=== MATERIAL PROVIDED ===
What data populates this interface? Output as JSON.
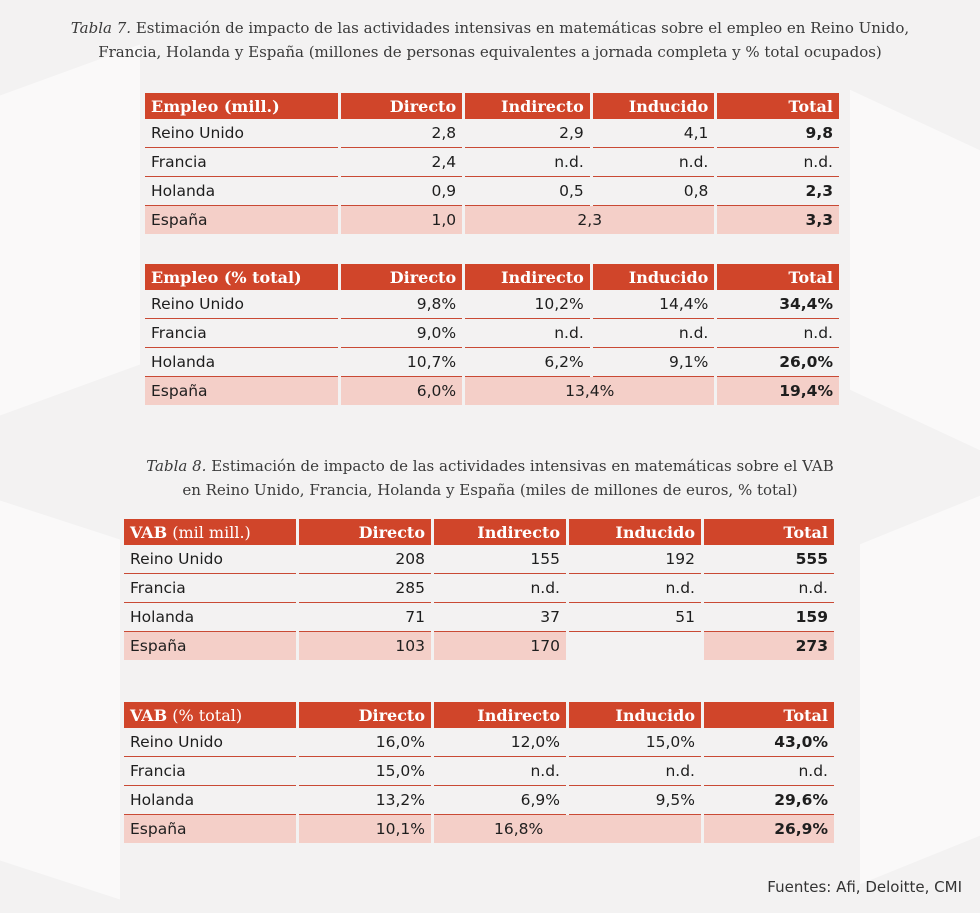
{
  "table7": {
    "caption_italic": "Tabla 7.",
    "caption_line1": " Estimación de impacto de las actividades intensivas en matemáticas sobre el empleo en Reino Unido,",
    "caption_line2": "Francia, Holanda y España (millones de personas equivalentes a jornada completa y % total ocupados)",
    "blocks": [
      {
        "header": [
          "Empleo (mill.)",
          "Directo",
          "Indirecto",
          "Inducido",
          "Total"
        ],
        "rows": [
          [
            "Reino Unido",
            "2,8",
            "2,9",
            "4,1",
            "9,8"
          ],
          [
            "Francia",
            "2,4",
            "n.d.",
            "n.d.",
            "n.d."
          ],
          [
            "Holanda",
            "0,9",
            "0,5",
            "0,8",
            "2,3"
          ]
        ],
        "spain": {
          "label": "España",
          "directo": "1,0",
          "combined": "2,3",
          "total": "3,3"
        }
      },
      {
        "header": [
          "Empleo (% total)",
          "Directo",
          "Indirecto",
          "Inducido",
          "Total"
        ],
        "rows": [
          [
            "Reino Unido",
            "9,8%",
            "10,2%",
            "14,4%",
            "34,4%"
          ],
          [
            "Francia",
            "9,0%",
            "n.d.",
            "n.d.",
            "n.d."
          ],
          [
            "Holanda",
            "10,7%",
            "6,2%",
            "9,1%",
            "26,0%"
          ]
        ],
        "spain": {
          "label": "España",
          "directo": "6,0%",
          "combined": "13,4%",
          "total": "19,4%"
        }
      }
    ]
  },
  "table8": {
    "caption_italic": "Tabla 8.",
    "caption_line1": " Estimación de impacto de las actividades intensivas en matemáticas sobre el VAB",
    "caption_line2": "en Reino Unido, Francia, Holanda y España (miles de millones de euros, % total)",
    "blocks": [
      {
        "header_bold": "VAB",
        "header_light": " (mil mill.)",
        "header": [
          "Directo",
          "Indirecto",
          "Inducido",
          "Total"
        ],
        "rows": [
          [
            "Reino Unido",
            "208",
            "155",
            "192",
            "555"
          ],
          [
            "Francia",
            "285",
            "n.d.",
            "n.d.",
            "n.d."
          ],
          [
            "Holanda",
            "71",
            "37",
            "51",
            "159"
          ]
        ],
        "spain": {
          "label": "España",
          "directo": "103",
          "combined": "170",
          "total": "273"
        }
      },
      {
        "header_bold": "VAB",
        "header_light": " (% total)",
        "header": [
          "Directo",
          "Indirecto",
          "Inducido",
          "Total"
        ],
        "rows": [
          [
            "Reino Unido",
            "16,0%",
            "12,0%",
            "15,0%",
            "43,0%"
          ],
          [
            "Francia",
            "15,0%",
            "n.d.",
            "n.d.",
            "n.d."
          ],
          [
            "Holanda",
            "13,2%",
            "6,9%",
            "9,5%",
            "29,6%"
          ]
        ],
        "spain": {
          "label": "España",
          "directo": "10,1%",
          "combined": "16,8%",
          "total": "26,9%"
        }
      }
    ]
  },
  "sources": "Fuentes: Afi, Deloitte, CMI"
}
===
* [PROBLEM] Pull out each line of the listing that holds the string "Estimación".

* [THE OUTPUT]
    "caption_line1": " Estimación de impacto de las actividades intensivas en matemáticas sobre el empleo en Reino Unido,",
    "caption_line1": " Estimación de impacto de las actividades intensivas en matemáticas sobre el VAB",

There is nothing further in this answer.